◆ WORKING DATA:
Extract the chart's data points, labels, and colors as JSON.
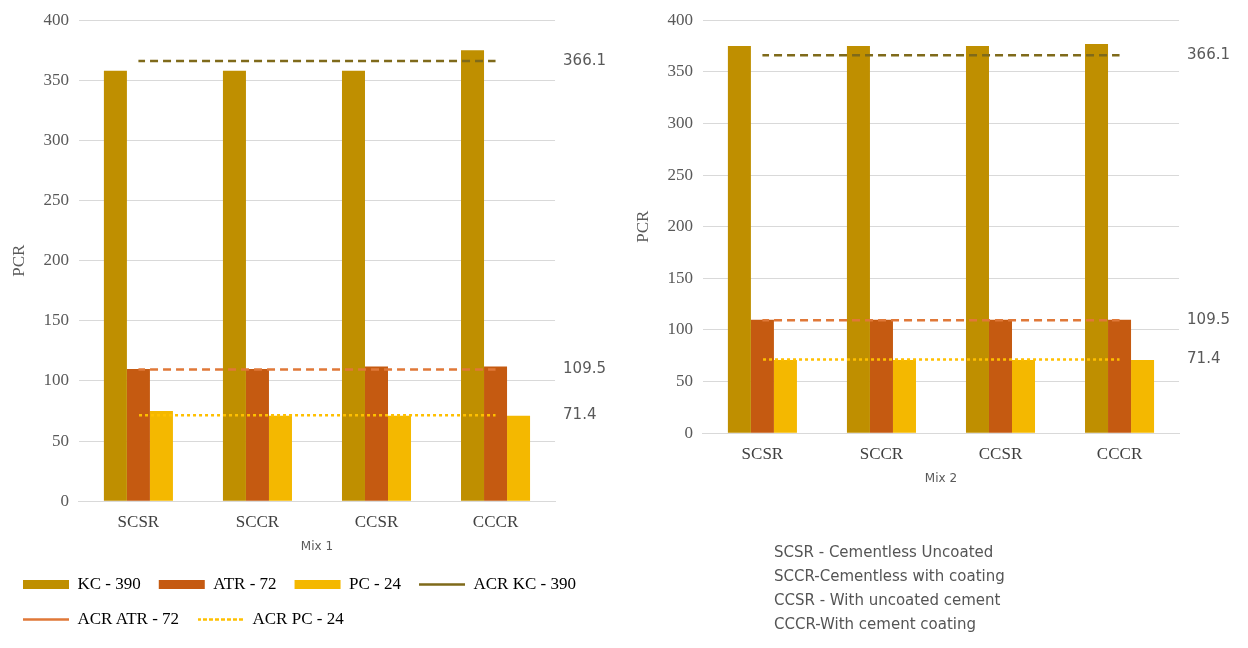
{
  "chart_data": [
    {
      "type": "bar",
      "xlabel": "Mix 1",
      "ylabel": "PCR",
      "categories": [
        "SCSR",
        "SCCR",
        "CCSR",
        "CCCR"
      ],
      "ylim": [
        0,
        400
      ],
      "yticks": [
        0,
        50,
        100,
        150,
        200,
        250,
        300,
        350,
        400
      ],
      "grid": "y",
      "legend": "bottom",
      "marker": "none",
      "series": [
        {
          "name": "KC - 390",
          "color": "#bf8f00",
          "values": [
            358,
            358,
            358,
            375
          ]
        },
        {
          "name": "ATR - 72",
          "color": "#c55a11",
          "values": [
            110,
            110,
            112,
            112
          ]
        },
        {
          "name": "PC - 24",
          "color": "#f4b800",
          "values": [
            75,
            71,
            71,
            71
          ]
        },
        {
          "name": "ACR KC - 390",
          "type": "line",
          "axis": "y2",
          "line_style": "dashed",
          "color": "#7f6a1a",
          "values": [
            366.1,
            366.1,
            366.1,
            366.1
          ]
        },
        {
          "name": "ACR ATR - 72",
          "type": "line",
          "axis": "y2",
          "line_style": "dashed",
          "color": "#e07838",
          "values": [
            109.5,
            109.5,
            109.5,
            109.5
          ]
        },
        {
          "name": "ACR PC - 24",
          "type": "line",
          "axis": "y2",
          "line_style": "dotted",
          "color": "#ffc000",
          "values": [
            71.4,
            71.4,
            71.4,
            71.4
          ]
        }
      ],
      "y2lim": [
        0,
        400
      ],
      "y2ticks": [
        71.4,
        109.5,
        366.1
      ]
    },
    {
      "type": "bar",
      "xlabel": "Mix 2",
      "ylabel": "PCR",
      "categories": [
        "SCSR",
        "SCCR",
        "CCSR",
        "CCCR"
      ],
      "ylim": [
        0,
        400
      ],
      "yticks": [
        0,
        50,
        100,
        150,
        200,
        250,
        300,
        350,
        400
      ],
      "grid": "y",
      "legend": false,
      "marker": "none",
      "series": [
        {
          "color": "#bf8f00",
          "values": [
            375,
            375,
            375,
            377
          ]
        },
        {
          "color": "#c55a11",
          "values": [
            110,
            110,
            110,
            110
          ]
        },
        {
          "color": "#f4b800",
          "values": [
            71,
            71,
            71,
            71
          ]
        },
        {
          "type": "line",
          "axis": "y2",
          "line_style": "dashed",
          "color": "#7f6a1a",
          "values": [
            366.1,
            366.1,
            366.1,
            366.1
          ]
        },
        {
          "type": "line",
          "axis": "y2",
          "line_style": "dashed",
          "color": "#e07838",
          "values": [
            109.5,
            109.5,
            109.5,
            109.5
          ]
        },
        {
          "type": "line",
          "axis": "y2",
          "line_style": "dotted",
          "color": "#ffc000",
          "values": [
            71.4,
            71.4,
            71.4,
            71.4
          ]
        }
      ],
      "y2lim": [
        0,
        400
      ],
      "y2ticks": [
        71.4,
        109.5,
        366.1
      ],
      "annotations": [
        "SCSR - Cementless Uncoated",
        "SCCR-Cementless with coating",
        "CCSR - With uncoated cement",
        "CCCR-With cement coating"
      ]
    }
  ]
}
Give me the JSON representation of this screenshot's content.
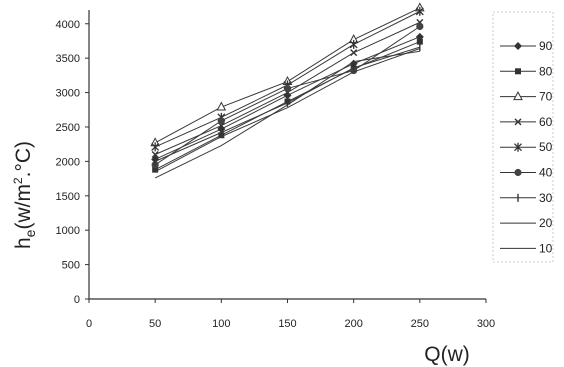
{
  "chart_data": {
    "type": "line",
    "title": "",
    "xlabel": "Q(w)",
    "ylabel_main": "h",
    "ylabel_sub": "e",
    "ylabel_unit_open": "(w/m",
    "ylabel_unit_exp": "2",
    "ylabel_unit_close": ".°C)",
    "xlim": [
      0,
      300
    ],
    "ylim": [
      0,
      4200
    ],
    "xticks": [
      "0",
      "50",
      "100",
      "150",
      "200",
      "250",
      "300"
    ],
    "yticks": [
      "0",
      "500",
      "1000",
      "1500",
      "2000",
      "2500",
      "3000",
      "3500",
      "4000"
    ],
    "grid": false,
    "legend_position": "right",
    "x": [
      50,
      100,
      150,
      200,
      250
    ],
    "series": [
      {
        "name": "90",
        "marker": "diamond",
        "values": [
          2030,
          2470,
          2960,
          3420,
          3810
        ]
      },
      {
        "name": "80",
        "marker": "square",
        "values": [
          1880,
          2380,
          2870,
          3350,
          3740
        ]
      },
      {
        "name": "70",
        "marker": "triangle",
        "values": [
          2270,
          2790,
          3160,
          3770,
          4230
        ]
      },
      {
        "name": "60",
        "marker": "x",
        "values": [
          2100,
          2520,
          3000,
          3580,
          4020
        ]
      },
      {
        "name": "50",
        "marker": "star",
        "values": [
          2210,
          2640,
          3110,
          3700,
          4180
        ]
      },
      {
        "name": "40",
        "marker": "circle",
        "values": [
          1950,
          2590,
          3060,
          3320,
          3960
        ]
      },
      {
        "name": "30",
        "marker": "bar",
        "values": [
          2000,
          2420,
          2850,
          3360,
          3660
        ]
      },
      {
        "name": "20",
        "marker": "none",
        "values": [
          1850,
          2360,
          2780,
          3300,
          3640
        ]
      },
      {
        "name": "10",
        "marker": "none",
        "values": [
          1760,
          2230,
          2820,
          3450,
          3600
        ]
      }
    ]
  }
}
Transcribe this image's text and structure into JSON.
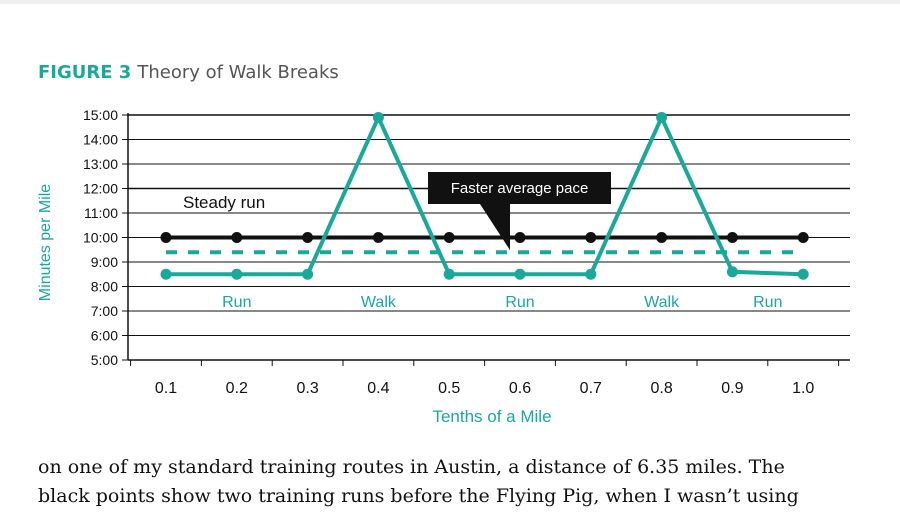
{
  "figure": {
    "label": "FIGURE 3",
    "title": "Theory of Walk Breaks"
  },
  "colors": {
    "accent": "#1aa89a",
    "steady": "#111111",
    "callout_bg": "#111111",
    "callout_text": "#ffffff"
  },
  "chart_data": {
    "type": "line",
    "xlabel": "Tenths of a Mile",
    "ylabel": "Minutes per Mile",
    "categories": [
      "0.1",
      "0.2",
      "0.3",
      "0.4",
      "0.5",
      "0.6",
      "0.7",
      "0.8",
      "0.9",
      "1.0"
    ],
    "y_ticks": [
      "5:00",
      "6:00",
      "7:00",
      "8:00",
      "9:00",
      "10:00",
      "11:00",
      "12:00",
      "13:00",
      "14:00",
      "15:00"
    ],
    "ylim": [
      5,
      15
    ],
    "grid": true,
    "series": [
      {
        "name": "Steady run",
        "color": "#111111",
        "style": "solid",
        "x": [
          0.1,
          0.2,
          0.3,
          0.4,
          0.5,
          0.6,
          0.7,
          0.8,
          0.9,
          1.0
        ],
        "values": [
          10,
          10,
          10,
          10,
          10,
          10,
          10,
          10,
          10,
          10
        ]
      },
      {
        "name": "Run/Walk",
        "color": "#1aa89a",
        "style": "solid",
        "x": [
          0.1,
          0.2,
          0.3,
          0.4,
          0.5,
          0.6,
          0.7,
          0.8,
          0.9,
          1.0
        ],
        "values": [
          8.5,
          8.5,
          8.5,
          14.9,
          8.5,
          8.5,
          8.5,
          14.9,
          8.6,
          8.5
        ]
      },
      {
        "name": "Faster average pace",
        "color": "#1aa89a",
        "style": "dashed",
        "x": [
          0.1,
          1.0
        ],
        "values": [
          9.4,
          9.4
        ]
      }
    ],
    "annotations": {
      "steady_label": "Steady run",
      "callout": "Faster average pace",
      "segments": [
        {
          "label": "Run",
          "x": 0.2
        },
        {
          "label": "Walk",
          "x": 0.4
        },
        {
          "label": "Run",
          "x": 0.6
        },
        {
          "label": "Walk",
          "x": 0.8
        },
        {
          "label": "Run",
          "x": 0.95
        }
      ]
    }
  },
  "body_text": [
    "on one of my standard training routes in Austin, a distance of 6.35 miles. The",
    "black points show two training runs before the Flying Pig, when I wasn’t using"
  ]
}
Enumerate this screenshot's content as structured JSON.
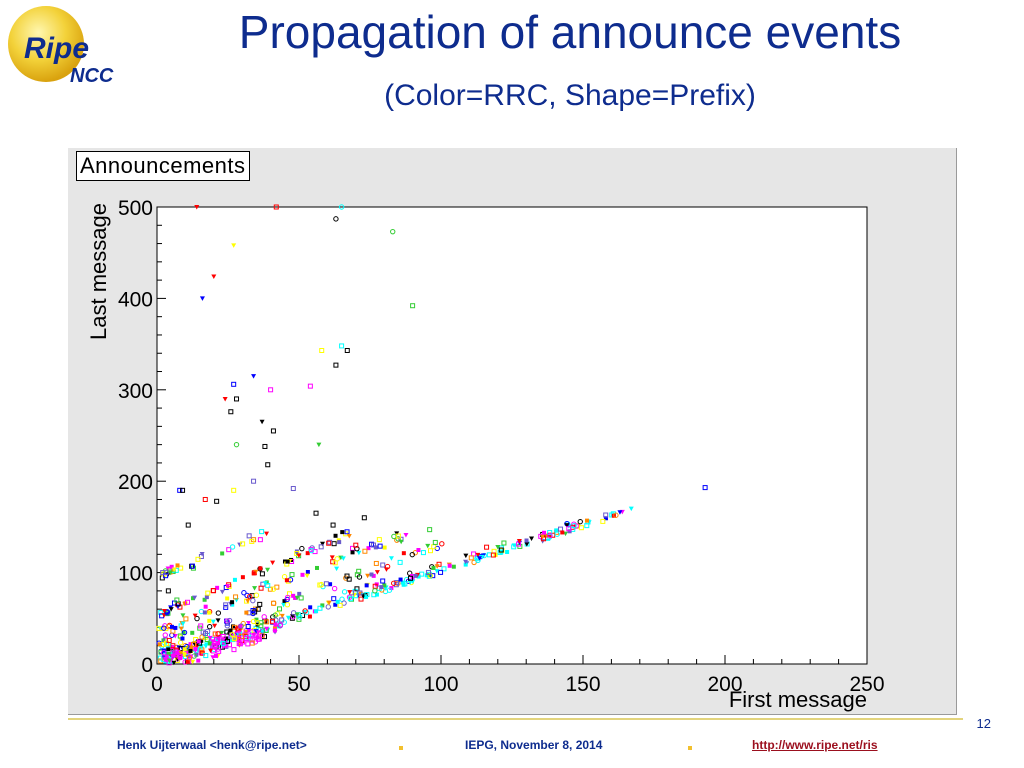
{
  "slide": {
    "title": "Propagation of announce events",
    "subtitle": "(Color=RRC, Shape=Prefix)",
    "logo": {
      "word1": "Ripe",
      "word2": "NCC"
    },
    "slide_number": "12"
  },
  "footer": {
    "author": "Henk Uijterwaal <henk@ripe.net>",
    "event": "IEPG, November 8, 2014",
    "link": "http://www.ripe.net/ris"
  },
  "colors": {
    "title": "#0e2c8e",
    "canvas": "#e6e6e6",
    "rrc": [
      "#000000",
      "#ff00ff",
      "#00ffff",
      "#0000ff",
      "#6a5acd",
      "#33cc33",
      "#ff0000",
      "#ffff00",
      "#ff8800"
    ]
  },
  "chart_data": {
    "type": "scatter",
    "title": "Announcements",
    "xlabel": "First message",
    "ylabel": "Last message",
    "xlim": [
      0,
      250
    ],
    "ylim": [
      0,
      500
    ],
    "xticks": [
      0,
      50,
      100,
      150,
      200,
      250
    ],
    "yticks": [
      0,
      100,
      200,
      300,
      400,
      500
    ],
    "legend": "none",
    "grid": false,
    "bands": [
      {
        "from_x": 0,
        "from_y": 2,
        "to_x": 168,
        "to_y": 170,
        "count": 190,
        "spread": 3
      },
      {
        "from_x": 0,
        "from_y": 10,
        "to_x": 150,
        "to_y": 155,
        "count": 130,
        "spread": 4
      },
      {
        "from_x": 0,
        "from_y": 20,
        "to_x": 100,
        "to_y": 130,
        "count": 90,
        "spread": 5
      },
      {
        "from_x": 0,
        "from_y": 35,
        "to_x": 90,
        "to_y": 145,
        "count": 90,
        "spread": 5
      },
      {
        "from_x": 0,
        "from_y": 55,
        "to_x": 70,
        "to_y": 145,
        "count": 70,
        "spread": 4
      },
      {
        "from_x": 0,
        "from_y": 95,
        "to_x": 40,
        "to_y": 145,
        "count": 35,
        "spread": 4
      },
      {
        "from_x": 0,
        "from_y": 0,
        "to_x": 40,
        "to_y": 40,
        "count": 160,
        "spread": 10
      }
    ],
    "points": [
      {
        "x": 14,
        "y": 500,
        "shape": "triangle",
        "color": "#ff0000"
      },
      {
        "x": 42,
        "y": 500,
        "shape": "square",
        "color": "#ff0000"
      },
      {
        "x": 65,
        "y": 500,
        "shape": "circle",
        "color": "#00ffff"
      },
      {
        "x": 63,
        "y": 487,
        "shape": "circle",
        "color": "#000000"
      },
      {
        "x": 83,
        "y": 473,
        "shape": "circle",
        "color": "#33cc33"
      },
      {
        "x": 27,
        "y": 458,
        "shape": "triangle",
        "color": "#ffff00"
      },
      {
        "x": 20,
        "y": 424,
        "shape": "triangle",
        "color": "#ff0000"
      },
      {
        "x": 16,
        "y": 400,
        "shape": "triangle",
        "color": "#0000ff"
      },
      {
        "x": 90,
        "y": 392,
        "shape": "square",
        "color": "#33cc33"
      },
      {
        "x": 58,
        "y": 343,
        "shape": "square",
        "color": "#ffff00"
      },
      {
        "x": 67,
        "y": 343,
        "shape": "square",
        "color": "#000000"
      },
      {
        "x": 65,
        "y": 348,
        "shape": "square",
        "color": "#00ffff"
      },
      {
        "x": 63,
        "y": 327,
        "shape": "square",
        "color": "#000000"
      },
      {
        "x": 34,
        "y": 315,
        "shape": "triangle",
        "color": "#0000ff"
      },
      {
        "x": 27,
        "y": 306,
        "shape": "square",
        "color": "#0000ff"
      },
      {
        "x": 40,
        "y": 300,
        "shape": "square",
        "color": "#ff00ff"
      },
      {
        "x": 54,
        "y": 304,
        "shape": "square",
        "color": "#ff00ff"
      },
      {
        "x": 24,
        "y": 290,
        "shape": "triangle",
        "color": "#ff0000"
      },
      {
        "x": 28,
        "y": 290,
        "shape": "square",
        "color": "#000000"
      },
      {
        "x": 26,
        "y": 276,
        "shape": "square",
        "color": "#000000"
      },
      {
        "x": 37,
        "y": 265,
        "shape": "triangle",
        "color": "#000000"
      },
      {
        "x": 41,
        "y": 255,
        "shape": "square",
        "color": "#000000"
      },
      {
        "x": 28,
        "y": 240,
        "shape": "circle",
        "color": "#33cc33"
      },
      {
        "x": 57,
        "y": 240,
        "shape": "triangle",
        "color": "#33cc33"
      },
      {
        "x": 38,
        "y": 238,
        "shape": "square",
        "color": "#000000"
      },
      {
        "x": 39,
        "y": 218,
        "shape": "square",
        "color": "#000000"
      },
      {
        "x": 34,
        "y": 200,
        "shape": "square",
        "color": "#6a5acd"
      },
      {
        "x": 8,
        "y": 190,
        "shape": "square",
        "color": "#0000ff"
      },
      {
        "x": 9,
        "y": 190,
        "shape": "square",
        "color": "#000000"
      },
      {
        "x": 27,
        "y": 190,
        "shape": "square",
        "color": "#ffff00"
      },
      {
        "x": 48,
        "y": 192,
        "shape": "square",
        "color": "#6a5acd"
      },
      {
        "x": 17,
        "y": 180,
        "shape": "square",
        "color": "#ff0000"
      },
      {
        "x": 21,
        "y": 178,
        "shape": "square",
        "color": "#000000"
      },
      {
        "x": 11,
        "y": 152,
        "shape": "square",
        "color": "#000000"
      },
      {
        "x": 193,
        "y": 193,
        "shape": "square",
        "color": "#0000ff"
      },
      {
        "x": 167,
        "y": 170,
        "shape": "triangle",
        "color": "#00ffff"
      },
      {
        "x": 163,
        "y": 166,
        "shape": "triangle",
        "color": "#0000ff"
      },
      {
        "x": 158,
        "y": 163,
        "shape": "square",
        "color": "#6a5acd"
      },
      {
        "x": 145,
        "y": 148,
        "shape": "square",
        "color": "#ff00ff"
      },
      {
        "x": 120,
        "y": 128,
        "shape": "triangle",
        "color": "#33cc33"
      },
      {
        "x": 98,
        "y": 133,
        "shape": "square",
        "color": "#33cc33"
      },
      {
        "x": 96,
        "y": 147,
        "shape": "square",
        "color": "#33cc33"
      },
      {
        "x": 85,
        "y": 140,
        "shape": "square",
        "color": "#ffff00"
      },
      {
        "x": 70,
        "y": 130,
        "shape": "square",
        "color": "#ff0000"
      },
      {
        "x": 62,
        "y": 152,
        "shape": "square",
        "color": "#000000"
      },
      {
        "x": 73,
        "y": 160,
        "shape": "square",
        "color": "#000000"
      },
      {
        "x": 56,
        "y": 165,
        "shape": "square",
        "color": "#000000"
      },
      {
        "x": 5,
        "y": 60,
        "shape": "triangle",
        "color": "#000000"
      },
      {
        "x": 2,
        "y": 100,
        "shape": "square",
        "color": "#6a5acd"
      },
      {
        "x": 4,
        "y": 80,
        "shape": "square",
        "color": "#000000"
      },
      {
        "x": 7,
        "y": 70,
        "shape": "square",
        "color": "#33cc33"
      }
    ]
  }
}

◆ EXERCISE DIRECTIONS: Show the lines from the data above that contain the string "marker".

◆ SOLUTION TO THE EXERCISE:
      "marker": "none",
      "marker": "none",
        "marker": "diamond",
        "marker": "square",
        "marker": "triangle",
        "marker": "x",
        "marker": "star",
        "marker": "circle",
        "marker": "bar",
        "marker": "none",
        "marker": "none",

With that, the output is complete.